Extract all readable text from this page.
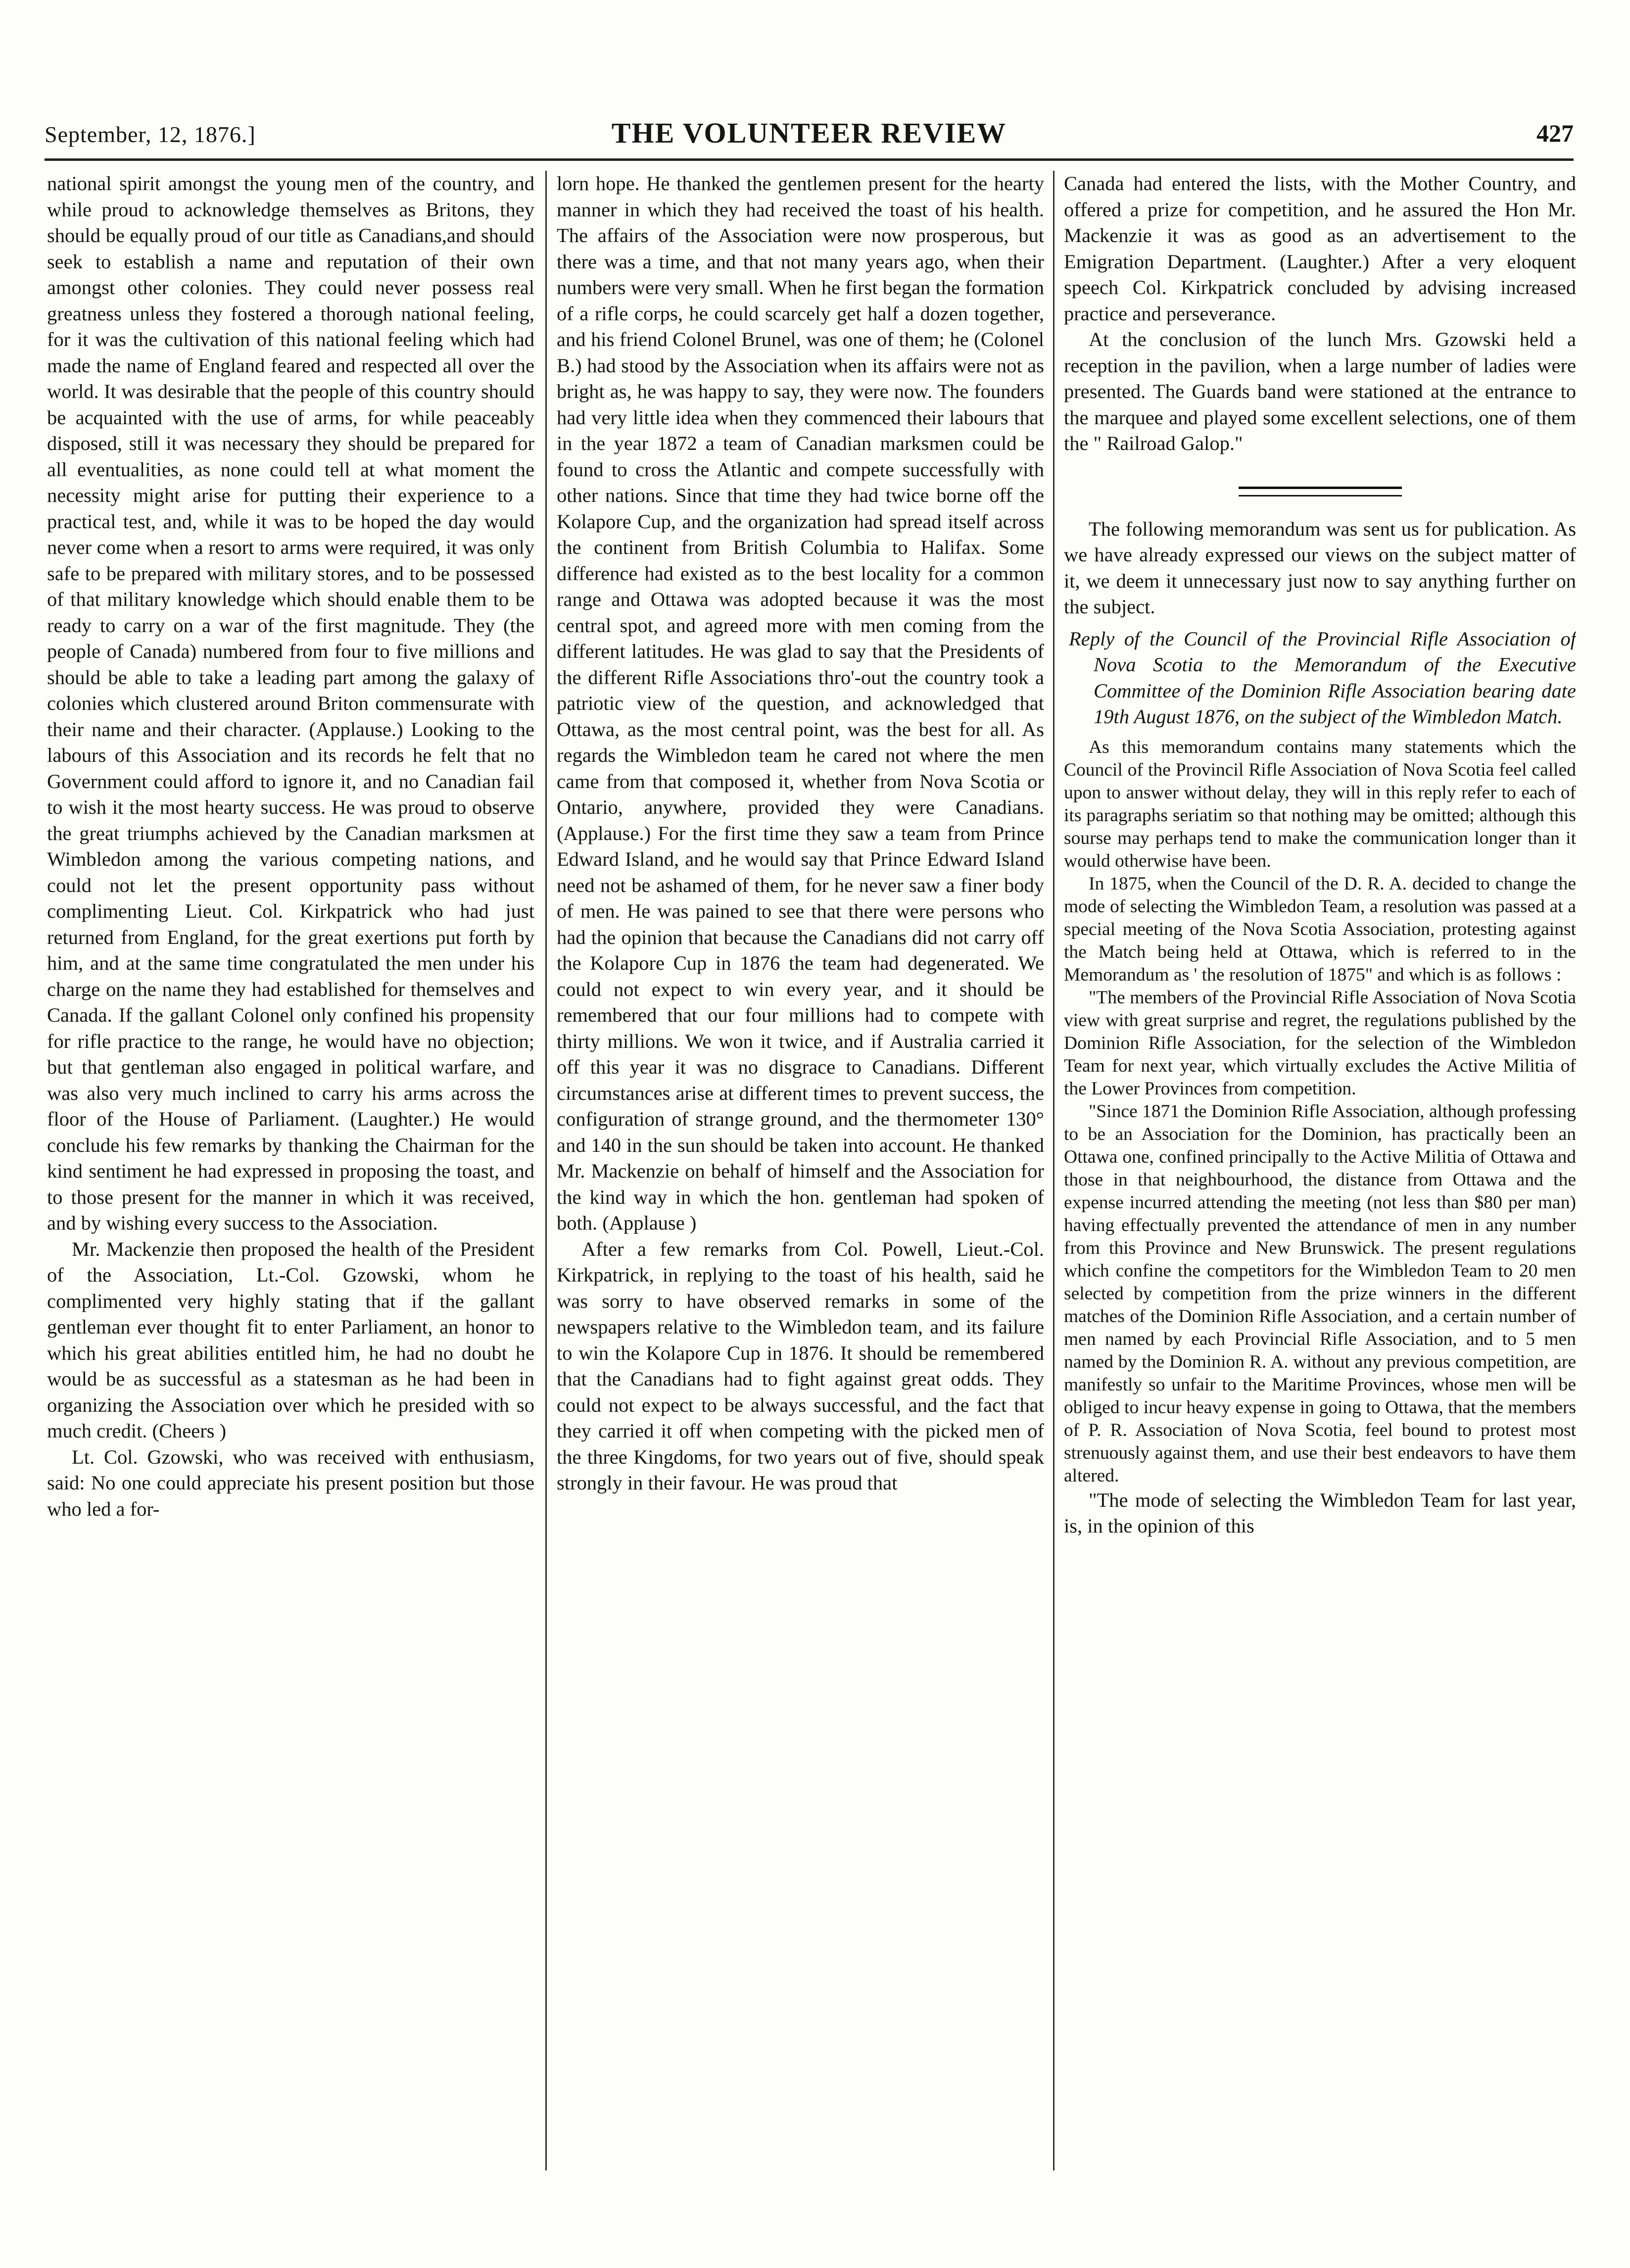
September, 12, 1876.]	THE VOLUNTEER REVIEW	427

national spirit amongst the young men of the country, and while proud to acknowledge themselves as Britons, they should be equally proud of our title as Canadians,and should seek to establish a name and reputation of their own amongst other colonies. They could never possess real greatness unless they fostered a thorough national feeling, for it was the cultivation of this national feeling which had made the name of England feared and respected all over the world. It was desirable that the people of this country should be acquainted with the use of arms, for while peaceably disposed, still it was necessary they should be prepared for all eventualities, as none could tell at what moment the necessity might arise for putting their experience to a practical test, and, while it was to be hoped the day would never come when a resort to arms were required, it was only safe to be prepared with military stores, and to be possessed of that military knowledge which should enable them to be ready to carry on a war of the first magnitude. They (the people of Canada) numbered from four to five millions and should be able to take a leading part among the galaxy of colonies which clustered around Briton commensurate with their name and their character. (Applause.) Looking to the labours of this Association and its records he felt that no Government could afford to ignore it, and no Canadian fail to wish it the most hearty success. He was proud to observe the great triumphs achieved by the Canadian marksmen at Wimbledon among the various competing nations, and could not let the present opportunity pass without complimenting Lieut. Col. Kirkpatrick who had just returned from England, for the great exertions put forth by him, and at the same time congratulated the men under his charge on the name they had established for themselves and Canada. If the gallant Colonel only confined his propensity for rifle practice to the range, he would have no objection; but that gentleman also engaged in political warfare, and was also very much inclined to carry his arms across the floor of the House of Parliament. (Laughter.) He would conclude his few remarks by thanking the Chairman for the kind sentiment he had expressed in proposing the toast, and to those present for the manner in which it was received, and by wishing every success to the Association.

Mr. Mackenzie then proposed the health of the President of the Association, Lt.-Col. Gzowski, whom he complimented very highly stating that if the gallant gentleman ever thought fit to enter Parliament, an honor to which his great abilities entitled him, he had no doubt he would be as successful as a statesman as he had been in organizing the Association over which he presided with so much credit. (Cheers )

Lt. Col. Gzowski, who was received with enthusiasm, said: No one could appreciate his present position but those who led a for-

lorn hope. He thanked the gentlemen present for the hearty manner in which they had received the toast of his health. The affairs of the Association were now prosperous, but there was a time, and that not many years ago, when their numbers were very small. When he first began the formation of a rifle corps, he could scarcely get half a dozen together, and his friend Colonel Brunel, was one of them; he (Colonel B.) had stood by the Association when its affairs were not as bright as, he was happy to say, they were now. The founders had very little idea when they commenced their labours that in the year 1872 a team of Canadian marksmen could be found to cross the Atlantic and compete successfully with other nations. Since that time they had twice borne off the Kolapore Cup, and the organization had spread itself across the continent from British Columbia to Halifax. Some difference had existed as to the best locality for a common range and Ottawa was adopted because it was the most central spot, and agreed more with men coming from the different latitudes. He was glad to say that the Presidents of the different Rifle Associations thro'-out the country took a patriotic view of the question, and acknowledged that Ottawa, as the most central point, was the best for all. As regards the Wimbledon team he cared not where the men came from that composed it, whether from Nova Scotia or Ontario, anywhere, provided they were Canadians. (Applause.) For the first time they saw a team from Prince Edward Island, and he would say that Prince Edward Island need not be ashamed of them, for he never saw a finer body of men. He was pained to see that there were persons who had the opinion that because the Canadians did not carry off the Kolapore Cup in 1876 the team had degenerated. We could not expect to win every year, and it should be remembered that our four millions had to compete with thirty millions. We won it twice, and if Australia carried it off this year it was no disgrace to Canadians. Different circumstances arise at different times to prevent success, the configuration of strange ground, and the thermometer 130° and 140 in the sun should be taken into account. He thanked Mr. Mackenzie on behalf of himself and the Association for the kind way in which the hon. gentleman had spoken of both. (Applause )

After a few remarks from Col. Powell, Lieut.-Col. Kirkpatrick, in replying to the toast of his health, said he was sorry to have observed remarks in some of the newspapers relative to the Wimbledon team, and its failure to win the Kolapore Cup in 1876. It should be remembered that the Canadians had to fight against great odds. They could not expect to be always successful, and the fact that they carried it off when competing with the picked men of the three Kingdoms, for two years out of five, should speak strongly in their favour. He was proud that

Canada had entered the lists, with the Mother Country, and offered a prize for competition, and he assured the Hon Mr. Mackenzie it was as good as an advertisement to the Emigration Department. (Laughter.) After a very eloquent speech Col. Kirkpatrick concluded by advising increased practice and perseverance.

At the conclusion of the lunch Mrs. Gzowski held a reception in the pavilion, when a large number of ladies were presented. The Guards band were stationed at the entrance to the marquee and played some excellent selections, one of them the " Railroad Galop."

The following memorandum was sent us for publication. As we have already expressed our views on the subject matter of it, we deem it unnecessary just now to say anything further on the subject.

Reply of the Council of the Provincial Rifle Association of Nova Scotia to the Memorandum of the Executive Committee of the Dominion Rifle Association bearing date 19th August 1876, on the subject of the Wimbledon Match.

As this memorandum contains many statements which the Council of the Provincil Rifle Association of Nova Scotia feel called upon to answer without delay, they will in this reply refer to each of its paragraphs seriatim so that nothing may be omitted; although this sourse may perhaps tend to make the communication longer than it would otherwise have been.

In 1875, when the Council of the D. R. A. decided to change the mode of selecting the Wimbledon Team, a resolution was passed at a special meeting of the Nova Scotia Association, protesting against the Match being held at Ottawa, which is referred to in the Memorandum as ' the resolution of 1875" and which is as follows :

"The members of the Provincial Rifle Association of Nova Scotia view with great surprise and regret, the regulations published by the Dominion Rifle Association, for the selection of the Wimbledon Team for next year, which virtually excludes the Active Militia of the Lower Provinces from competition.

"Since 1871 the Dominion Rifle Association, although professing to be an Association for the Dominion, has practically been an Ottawa one, confined principally to the Active Militia of Ottawa and those in that neighbourhood, the distance from Ottawa and the expense incurred attending the meeting (not less than $80 per man) having effectually prevented the attendance of men in any number from this Province and New Brunswick. The present regulations which confine the competitors for the Wimbledon Team to 20 men selected by competition from the prize winners in the different matches of the Dominion Rifle Association, and a certain number of men named by each Provincial Rifle Association, and to 5 men named by the Dominion R. A. without any previous competition, are manifestly so unfair to the Maritime Provinces, whose men will be obliged to incur heavy expense in going to Ottawa, that the members of P. R. Association of Nova Scotia, feel bound to protest most strenuously against them, and use their best endeavors to have them altered.

"The mode of selecting the Wimbledon Team for last year, is, in the opinion of this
· · · ·
• [Requirements]:
Above are records to transcribe exactly; leave their pictures out.

• [Solution for this exercise]:
Extract all readable text from this page.
September, 12, 1876.]	THE VOLUNTEER REVIEW	427

national spirit amongst the young men of the country, and while proud to acknowledge themselves as Britons, they should be equally proud of our title as Canadians,and should seek to establish a name and reputation of their own amongst other colonies. They could never possess real greatness unless they fostered a thorough national feeling, for it was the cultivation of this national feeling which had made the name of England feared and respected all over the world. It was desirable that the people of this country should be acquainted with the use of arms, for while peaceably disposed, still it was necessary they should be prepared for all eventualities, as none could tell at what moment the necessity might arise for putting their experience to a practical test, and, while it was to be hoped the day would never come when a resort to arms were required, it was only safe to be prepared with military stores, and to be possessed of that military knowledge which should enable them to be ready to carry on a war of the first magnitude. They (the people of Canada) numbered from four to five millions and should be able to take a leading part among the galaxy of colonies which clustered around Briton commensurate with their name and their character. (Applause.) Looking to the labours of this Association and its records he felt that no Government could afford to ignore it, and no Canadian fail to wish it the most hearty success. He was proud to observe the great triumphs achieved by the Canadian marksmen at Wimbledon among the various competing nations, and could not let the present opportunity pass without complimenting Lieut. Col. Kirkpatrick who had just returned from England, for the great exertions put forth by him, and at the same time congratulated the men under his charge on the name they had established for themselves and Canada. If the gallant Colonel only confined his propensity for rifle practice to the range, he would have no objection; but that gentleman also engaged in political warfare, and was also very much inclined to carry his arms across the floor of the House of Parliament. (Laughter.) He would conclude his few remarks by thanking the Chairman for the kind sentiment he had expressed in proposing the toast, and to those present for the manner in which it was received, and by wishing every success to the Association.

Mr. Mackenzie then proposed the health of the President of the Association, Lt.-Col. Gzowski, whom he complimented very highly stating that if the gallant gentleman ever thought fit to enter Parliament, an honor to which his great abilities entitled him, he had no doubt he would be as successful as a statesman as he had been in organizing the Association over which he presided with so much credit. (Cheers )

Lt. Col. Gzowski, who was received with enthusiasm, said: No one could appreciate his present position but those who led a for-

lorn hope. He thanked the gentlemen present for the hearty manner in which they had received the toast of his health. The affairs of the Association were now prosperous, but there was a time, and that not many years ago, when their numbers were very small. When he first began the formation of a rifle corps, he could scarcely get half a dozen together, and his friend Colonel Brunel, was one of them; he (Colonel B.) had stood by the Association when its affairs were not as bright as, he was happy to say, they were now. The founders had very little idea when they commenced their labours that in the year 1872 a team of Canadian marksmen could be found to cross the Atlantic and compete successfully with other nations. Since that time they had twice borne off the Kolapore Cup, and the organization had spread itself across the continent from British Columbia to Halifax. Some difference had existed as to the best locality for a common range and Ottawa was adopted because it was the most central spot, and agreed more with men coming from the different latitudes. He was glad to say that the Presidents of the different Rifle Associations thro'-out the country took a patriotic view of the question, and acknowledged that Ottawa, as the most central point, was the best for all. As regards the Wimbledon team he cared not where the men came from that composed it, whether from Nova Scotia or Ontario, anywhere, provided they were Canadians. (Applause.) For the first time they saw a team from Prince Edward Island, and he would say that Prince Edward Island need not be ashamed of them, for he never saw a finer body of men. He was pained to see that there were persons who had the opinion that because the Canadians did not carry off the Kolapore Cup in 1876 the team had degenerated. We could not expect to win every year, and it should be remembered that our four millions had to compete with thirty millions. We won it twice, and if Australia carried it off this year it was no disgrace to Canadians. Different circumstances arise at different times to prevent success, the configuration of strange ground, and the thermometer 130° and 140 in the sun should be taken into account. He thanked Mr. Mackenzie on behalf of himself and the Association for the kind way in which the hon. gentleman had spoken of both. (Applause )

After a few remarks from Col. Powell, Lieut.-Col. Kirkpatrick, in replying to the toast of his health, said he was sorry to have observed remarks in some of the newspapers relative to the Wimbledon team, and its failure to win the Kolapore Cup in 1876. It should be remembered that the Canadians had to fight against great odds. They could not expect to be always successful, and the fact that they carried it off when competing with the picked men of the three Kingdoms, for two years out of five, should speak strongly in their favour. He was proud that

Canada had entered the lists, with the Mother Country, and offered a prize for competition, and he assured the Hon Mr. Mackenzie it was as good as an advertisement to the Emigration Department. (Laughter.) After a very eloquent speech Col. Kirkpatrick concluded by advising increased practice and perseverance.

At the conclusion of the lunch Mrs. Gzowski held a reception in the pavilion, when a large number of ladies were presented. The Guards band were stationed at the entrance to the marquee and played some excellent selections, one of them the " Railroad Galop."

The following memorandum was sent us for publication. As we have already expressed our views on the subject matter of it, we deem it unnecessary just now to say anything further on the subject.

Reply of the Council of the Provincial Rifle Association of Nova Scotia to the Memorandum of the Executive Committee of the Dominion Rifle Association bearing date 19th August 1876, on the subject of the Wimbledon Match.

As this memorandum contains many statements which the Council of the Provincil Rifle Association of Nova Scotia feel called upon to answer without delay, they will in this reply refer to each of its paragraphs seriatim so that nothing may be omitted; although this sourse may perhaps tend to make the communication longer than it would otherwise have been.

In 1875, when the Council of the D. R. A. decided to change the mode of selecting the Wimbledon Team, a resolution was passed at a special meeting of the Nova Scotia Association, protesting against the Match being held at Ottawa, which is referred to in the Memorandum as ' the resolution of 1875" and which is as follows :

"The members of the Provincial Rifle Association of Nova Scotia view with great surprise and regret, the regulations published by the Dominion Rifle Association, for the selection of the Wimbledon Team for next year, which virtually excludes the Active Militia of the Lower Provinces from competition.

"Since 1871 the Dominion Rifle Association, although professing to be an Association for the Dominion, has practically been an Ottawa one, confined principally to the Active Militia of Ottawa and those in that neighbourhood, the distance from Ottawa and the expense incurred attending the meeting (not less than $80 per man) having effectually prevented the attendance of men in any number from this Province and New Brunswick. The present regulations which confine the competitors for the Wimbledon Team to 20 men selected by competition from the prize winners in the different matches of the Dominion Rifle Association, and a certain number of men named by each Provincial Rifle Association, and to 5 men named by the Dominion R. A. without any previous competition, are manifestly so unfair to the Maritime Provinces, whose men will be obliged to incur heavy expense in going to Ottawa, that the members of P. R. Association of Nova Scotia, feel bound to protest most strenuously against them, and use their best endeavors to have them altered.

"The mode of selecting the Wimbledon Team for last year, is, in the opinion of this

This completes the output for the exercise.